_What to work on_
All entries below need to be written out exactly, but without their pictures.

Saved data entries
>> START

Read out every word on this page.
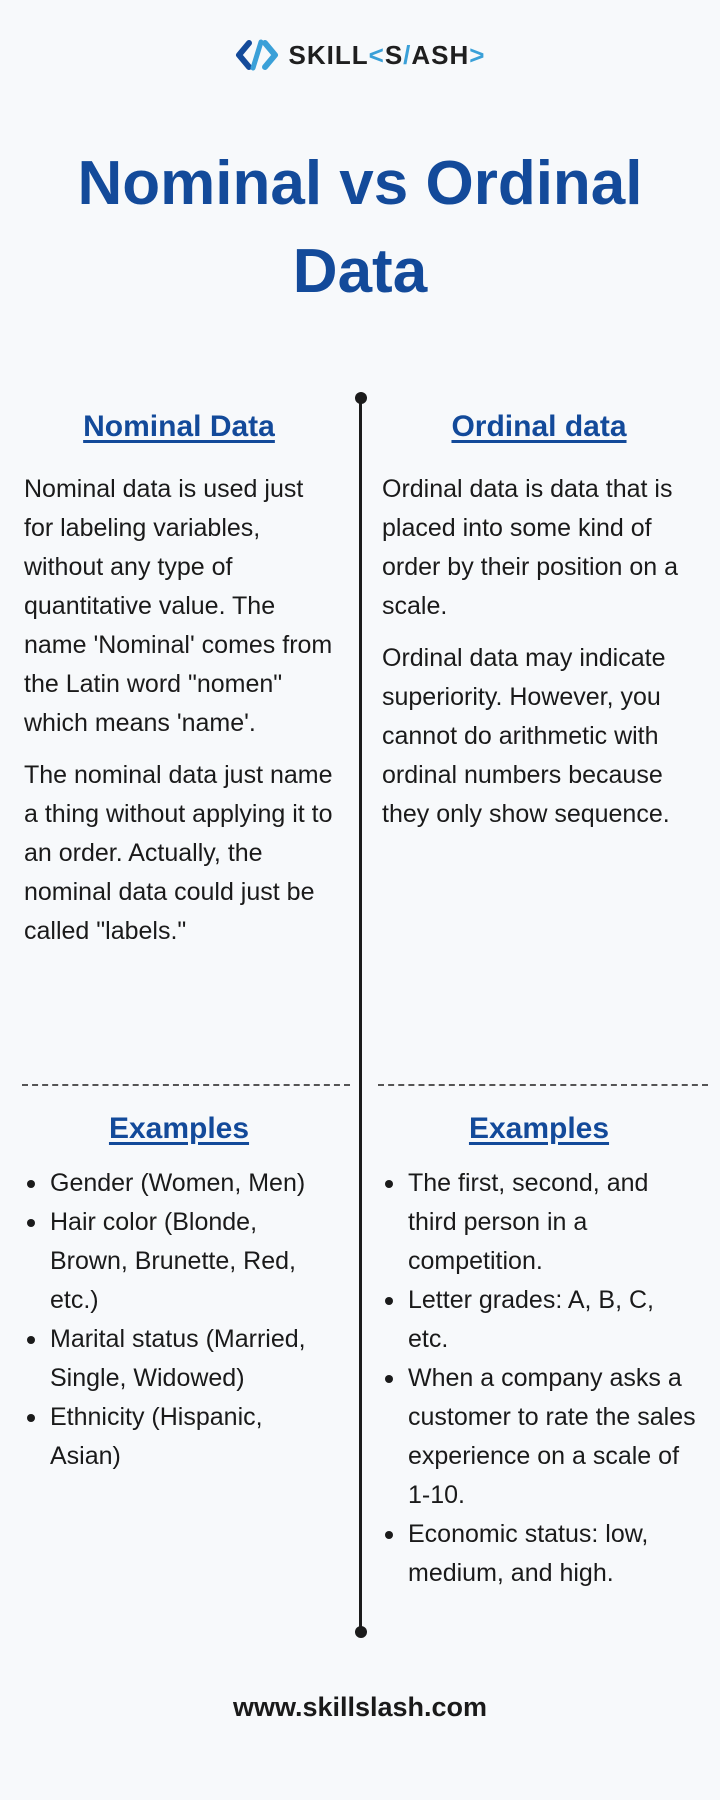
SKILL<S/ASH>
Nominal vs Ordinal
Data
Nominal Data

Nominal data is used just for labeling variables, without any type of quantitative value. The name 'Nominal' comes from the Latin word "nomen" which means 'name'.

The nominal data just name a thing without applying it to an order. Actually, the nominal data could just be called "labels."

Ordinal data

Ordinal data is data that is placed into some kind of order by their position on a scale.

Ordinal data may indicate superiority. However, you cannot do arithmetic with ordinal numbers because they only show sequence.

Examples
Gender (Women, Men)
Hair color (Blonde, Brown, Brunette, Red, etc.)
Marital status (Married, Single, Widowed)
Ethnicity (Hispanic, Asian)
Examples
The first, second, and third person in a competition.
Letter grades: A, B, C, etc.
When a company asks a customer to rate the sales experience on a scale of 1-10.
Economic status: low, medium, and high.
www.skillslash.com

>> END

_Output for this exercise_
Read out every word on this page.
SKILL<S/ASH>
Nominal vs Ordinal
Data
Nominal Data

Nominal data is used just for labeling variables, without any type of quantitative value. The name 'Nominal' comes from the Latin word "nomen" which means 'name'.

The nominal data just name a thing without applying it to an order. Actually, the nominal data could just be called "labels."

Ordinal data

Ordinal data is data that is placed into some kind of order by their position on a scale.

Ordinal data may indicate superiority. However, you cannot do arithmetic with ordinal numbers because they only show sequence.

Examples
Gender (Women, Men)
Hair color (Blonde, Brown, Brunette, Red, etc.)
Marital status (Married, Single, Widowed)
Ethnicity (Hispanic, Asian)
Examples
The first, second, and third person in a competition.
Letter grades: A, B, C, etc.
When a company asks a customer to rate the sales experience on a scale of 1-10.
Economic status: low, medium, and high.
www.skillslash.com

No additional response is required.